Provide an exact copy of the data, excluding the images.

** START Records for this task **

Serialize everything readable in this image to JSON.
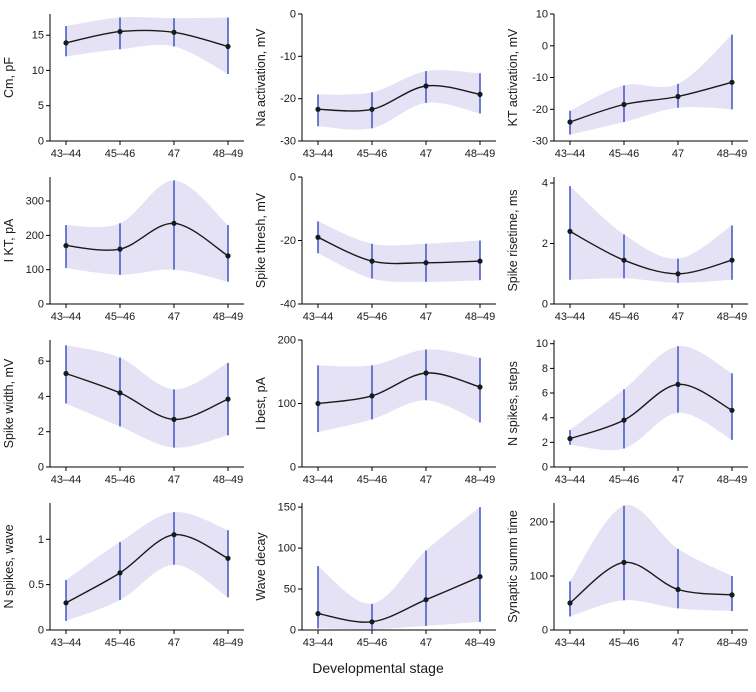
{
  "chart_data": {
    "type": "line",
    "description": "4x3 grid of mean curves with shaded confidence bands and vertical error bars across developmental stages",
    "categories": [
      "43–44",
      "45–46",
      "47",
      "48–49"
    ],
    "xlabel": "Developmental stage",
    "layout": {
      "rows": 4,
      "cols": 3,
      "grid": false,
      "band": "shaded confidence region",
      "errorbars": true,
      "legend": "none"
    },
    "style": {
      "band_color": "#e4e2f4",
      "errorbar_color": "#4a5fc4",
      "line_color": "#1a1a1a",
      "point_color": "#1a1a1a",
      "axis_color": "#000000"
    },
    "panels": [
      {
        "ylabel": "Cm, pF",
        "ylim": [
          0,
          18
        ],
        "yticks": [
          0,
          5,
          10,
          15
        ],
        "values": [
          13.9,
          15.5,
          15.4,
          13.4
        ],
        "lower": [
          12.0,
          13.0,
          13.4,
          9.5
        ],
        "upper": [
          16.3,
          17.5,
          17.4,
          17.5
        ]
      },
      {
        "ylabel": "Na activation, mV",
        "ylim": [
          -30,
          0
        ],
        "yticks": [
          -30,
          -20,
          -10,
          0
        ],
        "values": [
          -22.5,
          -22.5,
          -17,
          -19
        ],
        "lower": [
          -26.5,
          -27,
          -21,
          -23.5
        ],
        "upper": [
          -19,
          -18.5,
          -13.5,
          -14
        ]
      },
      {
        "ylabel": "KT activation, mV",
        "ylim": [
          -30,
          10
        ],
        "yticks": [
          -30,
          -20,
          -10,
          0,
          10
        ],
        "values": [
          -24,
          -18.5,
          -16,
          -11.5
        ],
        "lower": [
          -28,
          -24,
          -19.5,
          -20
        ],
        "upper": [
          -20.5,
          -12.5,
          -12,
          3.5
        ]
      },
      {
        "ylabel": "I KT, pA",
        "ylim": [
          0,
          370
        ],
        "yticks": [
          0,
          100,
          200,
          300
        ],
        "values": [
          170,
          160,
          235,
          140
        ],
        "lower": [
          105,
          85,
          100,
          65
        ],
        "upper": [
          230,
          235,
          360,
          230
        ]
      },
      {
        "ylabel": "Spike thresh, mV",
        "ylim": [
          -40,
          0
        ],
        "yticks": [
          -40,
          -20,
          0
        ],
        "values": [
          -19,
          -26.5,
          -27,
          -26.5
        ],
        "lower": [
          -24,
          -32,
          -33,
          -32.5
        ],
        "upper": [
          -14,
          -21,
          -21,
          -20
        ]
      },
      {
        "ylabel": "Spike risetime, ms",
        "ylim": [
          0,
          4.2
        ],
        "yticks": [
          0,
          2,
          4
        ],
        "values": [
          2.4,
          1.45,
          1.0,
          1.45
        ],
        "lower": [
          0.8,
          0.85,
          0.7,
          0.8
        ],
        "upper": [
          3.9,
          2.3,
          1.5,
          2.6
        ]
      },
      {
        "ylabel": "Spike width, mV",
        "ylim": [
          0,
          7.2
        ],
        "yticks": [
          0,
          2,
          4,
          6
        ],
        "values": [
          5.3,
          4.2,
          2.7,
          3.85
        ],
        "lower": [
          3.6,
          2.3,
          1.1,
          1.8
        ],
        "upper": [
          6.9,
          6.2,
          4.4,
          5.9
        ]
      },
      {
        "ylabel": "I best, pA",
        "ylim": [
          0,
          200
        ],
        "yticks": [
          0,
          100,
          200
        ],
        "values": [
          100,
          112,
          148,
          126
        ],
        "lower": [
          55,
          75,
          105,
          70
        ],
        "upper": [
          160,
          160,
          185,
          172
        ]
      },
      {
        "ylabel": "N spikes, steps",
        "ylim": [
          0,
          10.3
        ],
        "yticks": [
          0,
          2,
          4,
          6,
          8,
          10
        ],
        "values": [
          2.3,
          3.8,
          6.7,
          4.6
        ],
        "lower": [
          1.8,
          1.5,
          4.4,
          2.2
        ],
        "upper": [
          3.0,
          6.3,
          9.8,
          7.6
        ]
      },
      {
        "ylabel": "N spikes, wave",
        "ylim": [
          0,
          1.4
        ],
        "yticks": [
          0,
          0.5,
          1
        ],
        "values": [
          0.3,
          0.63,
          1.05,
          0.79
        ],
        "lower": [
          0.1,
          0.33,
          0.72,
          0.36
        ],
        "upper": [
          0.55,
          0.97,
          1.3,
          1.1
        ]
      },
      {
        "ylabel": "Wave decay",
        "ylim": [
          0,
          155
        ],
        "yticks": [
          0,
          50,
          100,
          150
        ],
        "values": [
          20,
          10,
          37,
          65
        ],
        "lower": [
          2,
          1,
          5,
          10
        ],
        "upper": [
          78,
          32,
          97,
          150
        ]
      },
      {
        "ylabel": "Synaptic summ time",
        "ylim": [
          0,
          235
        ],
        "yticks": [
          0,
          100,
          200
        ],
        "values": [
          50,
          125,
          75,
          65
        ],
        "lower": [
          25,
          55,
          40,
          35
        ],
        "upper": [
          90,
          230,
          150,
          100
        ]
      }
    ]
  }
}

** END Records for this task **

▶ _Problem solution_
Serialize everything readable in this image to JSON.
{
  "chart_data": {
    "type": "line",
    "description": "4x3 grid of mean curves with shaded confidence bands and vertical error bars across developmental stages",
    "categories": [
      "43–44",
      "45–46",
      "47",
      "48–49"
    ],
    "xlabel": "Developmental stage",
    "layout": {
      "rows": 4,
      "cols": 3,
      "grid": false,
      "band": "shaded confidence region",
      "errorbars": true,
      "legend": "none"
    },
    "style": {
      "band_color": "#e4e2f4",
      "errorbar_color": "#4a5fc4",
      "line_color": "#1a1a1a",
      "point_color": "#1a1a1a",
      "axis_color": "#000000"
    },
    "panels": [
      {
        "ylabel": "Cm, pF",
        "ylim": [
          0,
          18
        ],
        "yticks": [
          0,
          5,
          10,
          15
        ],
        "values": [
          13.9,
          15.5,
          15.4,
          13.4
        ],
        "lower": [
          12.0,
          13.0,
          13.4,
          9.5
        ],
        "upper": [
          16.3,
          17.5,
          17.4,
          17.5
        ]
      },
      {
        "ylabel": "Na activation, mV",
        "ylim": [
          -30,
          0
        ],
        "yticks": [
          -30,
          -20,
          -10,
          0
        ],
        "values": [
          -22.5,
          -22.5,
          -17,
          -19
        ],
        "lower": [
          -26.5,
          -27,
          -21,
          -23.5
        ],
        "upper": [
          -19,
          -18.5,
          -13.5,
          -14
        ]
      },
      {
        "ylabel": "KT activation, mV",
        "ylim": [
          -30,
          10
        ],
        "yticks": [
          -30,
          -20,
          -10,
          0,
          10
        ],
        "values": [
          -24,
          -18.5,
          -16,
          -11.5
        ],
        "lower": [
          -28,
          -24,
          -19.5,
          -20
        ],
        "upper": [
          -20.5,
          -12.5,
          -12,
          3.5
        ]
      },
      {
        "ylabel": "I KT, pA",
        "ylim": [
          0,
          370
        ],
        "yticks": [
          0,
          100,
          200,
          300
        ],
        "values": [
          170,
          160,
          235,
          140
        ],
        "lower": [
          105,
          85,
          100,
          65
        ],
        "upper": [
          230,
          235,
          360,
          230
        ]
      },
      {
        "ylabel": "Spike thresh, mV",
        "ylim": [
          -40,
          0
        ],
        "yticks": [
          -40,
          -20,
          0
        ],
        "values": [
          -19,
          -26.5,
          -27,
          -26.5
        ],
        "lower": [
          -24,
          -32,
          -33,
          -32.5
        ],
        "upper": [
          -14,
          -21,
          -21,
          -20
        ]
      },
      {
        "ylabel": "Spike risetime, ms",
        "ylim": [
          0,
          4.2
        ],
        "yticks": [
          0,
          2,
          4
        ],
        "values": [
          2.4,
          1.45,
          1.0,
          1.45
        ],
        "lower": [
          0.8,
          0.85,
          0.7,
          0.8
        ],
        "upper": [
          3.9,
          2.3,
          1.5,
          2.6
        ]
      },
      {
        "ylabel": "Spike width, mV",
        "ylim": [
          0,
          7.2
        ],
        "yticks": [
          0,
          2,
          4,
          6
        ],
        "values": [
          5.3,
          4.2,
          2.7,
          3.85
        ],
        "lower": [
          3.6,
          2.3,
          1.1,
          1.8
        ],
        "upper": [
          6.9,
          6.2,
          4.4,
          5.9
        ]
      },
      {
        "ylabel": "I best, pA",
        "ylim": [
          0,
          200
        ],
        "yticks": [
          0,
          100,
          200
        ],
        "values": [
          100,
          112,
          148,
          126
        ],
        "lower": [
          55,
          75,
          105,
          70
        ],
        "upper": [
          160,
          160,
          185,
          172
        ]
      },
      {
        "ylabel": "N spikes, steps",
        "ylim": [
          0,
          10.3
        ],
        "yticks": [
          0,
          2,
          4,
          6,
          8,
          10
        ],
        "values": [
          2.3,
          3.8,
          6.7,
          4.6
        ],
        "lower": [
          1.8,
          1.5,
          4.4,
          2.2
        ],
        "upper": [
          3.0,
          6.3,
          9.8,
          7.6
        ]
      },
      {
        "ylabel": "N spikes, wave",
        "ylim": [
          0,
          1.4
        ],
        "yticks": [
          0,
          0.5,
          1
        ],
        "values": [
          0.3,
          0.63,
          1.05,
          0.79
        ],
        "lower": [
          0.1,
          0.33,
          0.72,
          0.36
        ],
        "upper": [
          0.55,
          0.97,
          1.3,
          1.1
        ]
      },
      {
        "ylabel": "Wave decay",
        "ylim": [
          0,
          155
        ],
        "yticks": [
          0,
          50,
          100,
          150
        ],
        "values": [
          20,
          10,
          37,
          65
        ],
        "lower": [
          2,
          1,
          5,
          10
        ],
        "upper": [
          78,
          32,
          97,
          150
        ]
      },
      {
        "ylabel": "Synaptic summ time",
        "ylim": [
          0,
          235
        ],
        "yticks": [
          0,
          100,
          200
        ],
        "values": [
          50,
          125,
          75,
          65
        ],
        "lower": [
          25,
          55,
          40,
          35
        ],
        "upper": [
          90,
          230,
          150,
          100
        ]
      }
    ]
  }
}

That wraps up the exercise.